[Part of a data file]
-=-=-=-=-
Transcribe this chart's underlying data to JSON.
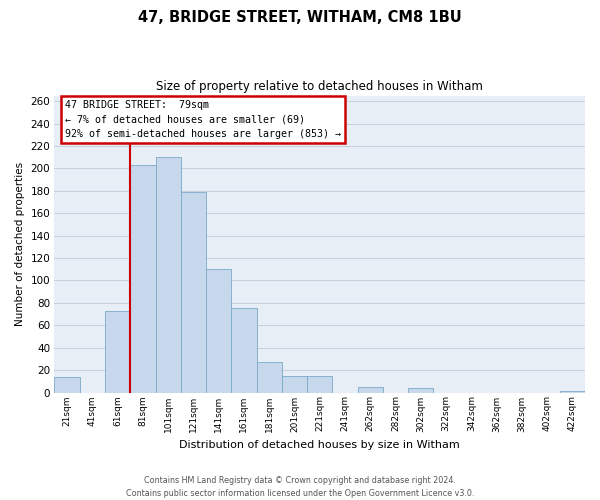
{
  "title": "47, BRIDGE STREET, WITHAM, CM8 1BU",
  "subtitle": "Size of property relative to detached houses in Witham",
  "xlabel": "Distribution of detached houses by size in Witham",
  "ylabel": "Number of detached properties",
  "categories": [
    "21sqm",
    "41sqm",
    "61sqm",
    "81sqm",
    "101sqm",
    "121sqm",
    "141sqm",
    "161sqm",
    "181sqm",
    "201sqm",
    "221sqm",
    "241sqm",
    "262sqm",
    "282sqm",
    "302sqm",
    "322sqm",
    "342sqm",
    "362sqm",
    "382sqm",
    "402sqm",
    "422sqm"
  ],
  "values": [
    14,
    0,
    73,
    203,
    210,
    179,
    110,
    75,
    27,
    15,
    15,
    0,
    5,
    0,
    4,
    0,
    0,
    0,
    0,
    0,
    1
  ],
  "bar_color": "#c8d8ec",
  "bar_edge_color": "#7aaac8",
  "vline_color": "#cc0000",
  "vline_x": 2.5,
  "annotation_title": "47 BRIDGE STREET:  79sqm",
  "annotation_line1": "← 7% of detached houses are smaller (69)",
  "annotation_line2": "92% of semi-detached houses are larger (853) →",
  "ylim": [
    0,
    265
  ],
  "yticks": [
    0,
    20,
    40,
    60,
    80,
    100,
    120,
    140,
    160,
    180,
    200,
    220,
    240,
    260
  ],
  "footer_line1": "Contains HM Land Registry data © Crown copyright and database right 2024.",
  "footer_line2": "Contains public sector information licensed under the Open Government Licence v3.0.",
  "bg_color": "#ffffff",
  "plot_bg_color": "#e8eef5",
  "grid_color": "#c8d0dc",
  "annotation_box_edge": "#cc0000",
  "title_fontsize": 10.5,
  "subtitle_fontsize": 8.5
}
-=-=-=-=-
Reproduce the full listing above verbatim, with no pictures included.

Transcribe this chart's underlying data to JSON.
{
  "title": "47, BRIDGE STREET, WITHAM, CM8 1BU",
  "subtitle": "Size of property relative to detached houses in Witham",
  "xlabel": "Distribution of detached houses by size in Witham",
  "ylabel": "Number of detached properties",
  "categories": [
    "21sqm",
    "41sqm",
    "61sqm",
    "81sqm",
    "101sqm",
    "121sqm",
    "141sqm",
    "161sqm",
    "181sqm",
    "201sqm",
    "221sqm",
    "241sqm",
    "262sqm",
    "282sqm",
    "302sqm",
    "322sqm",
    "342sqm",
    "362sqm",
    "382sqm",
    "402sqm",
    "422sqm"
  ],
  "values": [
    14,
    0,
    73,
    203,
    210,
    179,
    110,
    75,
    27,
    15,
    15,
    0,
    5,
    0,
    4,
    0,
    0,
    0,
    0,
    0,
    1
  ],
  "bar_color": "#c8d8ec",
  "bar_edge_color": "#7aaac8",
  "vline_color": "#cc0000",
  "vline_x": 2.5,
  "annotation_title": "47 BRIDGE STREET:  79sqm",
  "annotation_line1": "← 7% of detached houses are smaller (69)",
  "annotation_line2": "92% of semi-detached houses are larger (853) →",
  "ylim": [
    0,
    265
  ],
  "yticks": [
    0,
    20,
    40,
    60,
    80,
    100,
    120,
    140,
    160,
    180,
    200,
    220,
    240,
    260
  ],
  "footer_line1": "Contains HM Land Registry data © Crown copyright and database right 2024.",
  "footer_line2": "Contains public sector information licensed under the Open Government Licence v3.0.",
  "bg_color": "#ffffff",
  "plot_bg_color": "#e8eef5",
  "grid_color": "#c8d0dc",
  "annotation_box_edge": "#cc0000",
  "title_fontsize": 10.5,
  "subtitle_fontsize": 8.5
}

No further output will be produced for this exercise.